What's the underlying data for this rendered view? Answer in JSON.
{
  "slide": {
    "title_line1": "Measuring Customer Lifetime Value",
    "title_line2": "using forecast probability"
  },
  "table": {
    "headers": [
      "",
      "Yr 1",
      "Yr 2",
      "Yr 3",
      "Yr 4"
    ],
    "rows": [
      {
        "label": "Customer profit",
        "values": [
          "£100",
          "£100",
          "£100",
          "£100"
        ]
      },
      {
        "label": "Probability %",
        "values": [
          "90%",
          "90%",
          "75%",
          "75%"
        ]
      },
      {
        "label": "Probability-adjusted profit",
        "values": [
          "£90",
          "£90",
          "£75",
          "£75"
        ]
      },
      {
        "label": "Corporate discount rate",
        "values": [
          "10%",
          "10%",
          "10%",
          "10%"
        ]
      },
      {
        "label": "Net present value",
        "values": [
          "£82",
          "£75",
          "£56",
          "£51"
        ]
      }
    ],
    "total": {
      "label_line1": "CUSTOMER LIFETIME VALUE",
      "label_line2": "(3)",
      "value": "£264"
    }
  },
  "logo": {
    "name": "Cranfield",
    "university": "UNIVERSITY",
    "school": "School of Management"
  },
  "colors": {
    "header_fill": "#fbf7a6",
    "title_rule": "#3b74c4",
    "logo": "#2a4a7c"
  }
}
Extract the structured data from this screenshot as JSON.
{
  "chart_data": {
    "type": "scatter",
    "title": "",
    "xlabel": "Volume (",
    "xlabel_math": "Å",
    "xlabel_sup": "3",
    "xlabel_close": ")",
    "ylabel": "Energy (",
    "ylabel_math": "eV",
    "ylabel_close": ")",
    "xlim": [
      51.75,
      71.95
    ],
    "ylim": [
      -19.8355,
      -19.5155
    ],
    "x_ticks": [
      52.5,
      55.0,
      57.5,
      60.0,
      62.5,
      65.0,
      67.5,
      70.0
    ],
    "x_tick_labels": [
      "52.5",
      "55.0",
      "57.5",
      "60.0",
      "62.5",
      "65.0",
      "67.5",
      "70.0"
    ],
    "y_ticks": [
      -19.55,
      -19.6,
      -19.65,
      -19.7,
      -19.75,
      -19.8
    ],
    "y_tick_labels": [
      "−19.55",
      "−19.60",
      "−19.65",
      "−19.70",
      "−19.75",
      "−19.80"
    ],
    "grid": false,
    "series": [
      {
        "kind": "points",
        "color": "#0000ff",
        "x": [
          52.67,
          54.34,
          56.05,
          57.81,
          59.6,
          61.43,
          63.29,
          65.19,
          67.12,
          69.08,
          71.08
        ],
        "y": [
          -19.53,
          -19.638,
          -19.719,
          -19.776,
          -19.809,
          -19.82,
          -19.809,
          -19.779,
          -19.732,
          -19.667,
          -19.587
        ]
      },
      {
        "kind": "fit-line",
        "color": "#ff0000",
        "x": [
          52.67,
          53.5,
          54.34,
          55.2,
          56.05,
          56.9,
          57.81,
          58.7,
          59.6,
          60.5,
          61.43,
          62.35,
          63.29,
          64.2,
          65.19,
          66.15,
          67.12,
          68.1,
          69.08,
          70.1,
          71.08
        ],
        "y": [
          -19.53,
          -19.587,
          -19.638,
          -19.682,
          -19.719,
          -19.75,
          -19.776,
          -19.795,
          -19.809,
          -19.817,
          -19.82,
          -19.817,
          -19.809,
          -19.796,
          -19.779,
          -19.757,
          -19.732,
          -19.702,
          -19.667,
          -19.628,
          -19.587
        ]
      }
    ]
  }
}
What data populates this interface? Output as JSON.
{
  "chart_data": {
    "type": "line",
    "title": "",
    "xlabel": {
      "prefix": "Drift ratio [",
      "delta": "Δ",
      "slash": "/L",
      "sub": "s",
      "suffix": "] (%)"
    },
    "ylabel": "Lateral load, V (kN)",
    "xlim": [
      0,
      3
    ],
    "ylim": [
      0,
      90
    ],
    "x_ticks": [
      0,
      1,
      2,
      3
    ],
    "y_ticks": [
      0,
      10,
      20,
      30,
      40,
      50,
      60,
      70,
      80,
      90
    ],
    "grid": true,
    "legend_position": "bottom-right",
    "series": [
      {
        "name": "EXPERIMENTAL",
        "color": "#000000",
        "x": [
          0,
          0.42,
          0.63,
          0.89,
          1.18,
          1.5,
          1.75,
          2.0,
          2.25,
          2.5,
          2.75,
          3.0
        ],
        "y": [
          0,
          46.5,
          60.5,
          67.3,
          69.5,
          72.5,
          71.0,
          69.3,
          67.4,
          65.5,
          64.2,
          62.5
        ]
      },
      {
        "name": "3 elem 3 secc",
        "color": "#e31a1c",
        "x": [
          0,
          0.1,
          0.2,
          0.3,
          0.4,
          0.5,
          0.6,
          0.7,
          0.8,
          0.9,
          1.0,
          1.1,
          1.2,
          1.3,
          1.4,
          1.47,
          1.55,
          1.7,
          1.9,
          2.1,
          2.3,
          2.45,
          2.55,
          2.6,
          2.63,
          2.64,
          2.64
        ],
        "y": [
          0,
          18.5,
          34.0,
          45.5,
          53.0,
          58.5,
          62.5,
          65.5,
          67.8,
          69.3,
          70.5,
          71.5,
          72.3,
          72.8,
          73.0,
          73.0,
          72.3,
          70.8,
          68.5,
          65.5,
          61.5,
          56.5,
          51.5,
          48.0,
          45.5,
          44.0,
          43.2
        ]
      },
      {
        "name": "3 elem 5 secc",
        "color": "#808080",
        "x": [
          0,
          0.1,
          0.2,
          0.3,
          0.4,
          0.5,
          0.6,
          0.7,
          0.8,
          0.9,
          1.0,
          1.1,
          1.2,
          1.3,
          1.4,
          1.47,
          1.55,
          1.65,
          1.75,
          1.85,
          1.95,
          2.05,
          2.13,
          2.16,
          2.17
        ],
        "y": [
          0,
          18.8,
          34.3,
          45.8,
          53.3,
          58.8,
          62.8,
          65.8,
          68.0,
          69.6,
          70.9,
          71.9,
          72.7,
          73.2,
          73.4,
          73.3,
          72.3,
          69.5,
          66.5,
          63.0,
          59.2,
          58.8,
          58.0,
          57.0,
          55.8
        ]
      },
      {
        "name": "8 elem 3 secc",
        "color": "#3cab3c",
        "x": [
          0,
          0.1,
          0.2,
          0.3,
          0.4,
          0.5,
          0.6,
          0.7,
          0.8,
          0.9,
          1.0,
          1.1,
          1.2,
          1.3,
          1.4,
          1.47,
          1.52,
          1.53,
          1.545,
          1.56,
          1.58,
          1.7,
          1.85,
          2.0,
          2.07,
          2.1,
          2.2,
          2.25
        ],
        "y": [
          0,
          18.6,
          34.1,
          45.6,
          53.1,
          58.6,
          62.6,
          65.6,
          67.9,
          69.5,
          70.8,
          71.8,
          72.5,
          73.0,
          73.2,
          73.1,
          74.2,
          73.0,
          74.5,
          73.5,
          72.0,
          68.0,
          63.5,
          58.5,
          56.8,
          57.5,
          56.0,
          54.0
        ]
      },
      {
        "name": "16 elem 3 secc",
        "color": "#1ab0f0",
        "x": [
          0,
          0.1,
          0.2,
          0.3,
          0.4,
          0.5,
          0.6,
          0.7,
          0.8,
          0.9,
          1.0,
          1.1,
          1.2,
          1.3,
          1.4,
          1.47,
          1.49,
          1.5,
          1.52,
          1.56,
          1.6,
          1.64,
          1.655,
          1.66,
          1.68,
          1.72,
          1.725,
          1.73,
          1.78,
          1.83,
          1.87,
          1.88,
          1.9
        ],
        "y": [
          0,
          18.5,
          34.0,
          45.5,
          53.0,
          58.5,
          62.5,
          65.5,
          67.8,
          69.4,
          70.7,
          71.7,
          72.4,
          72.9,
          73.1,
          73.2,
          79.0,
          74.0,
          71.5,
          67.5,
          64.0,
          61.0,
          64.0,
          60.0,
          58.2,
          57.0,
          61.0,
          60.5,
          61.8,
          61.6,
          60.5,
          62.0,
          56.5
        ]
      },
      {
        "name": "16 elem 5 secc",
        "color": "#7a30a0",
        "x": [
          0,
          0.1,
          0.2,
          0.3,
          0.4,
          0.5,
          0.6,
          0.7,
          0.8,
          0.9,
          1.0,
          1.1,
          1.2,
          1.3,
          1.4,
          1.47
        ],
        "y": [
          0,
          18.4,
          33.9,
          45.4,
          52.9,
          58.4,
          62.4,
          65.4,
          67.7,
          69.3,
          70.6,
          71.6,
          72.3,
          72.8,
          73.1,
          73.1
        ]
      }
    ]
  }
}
__________________________________________________
# Problem to work on:
Give the count of lines that hold the word "JSON", with nothing added.

# Result:
3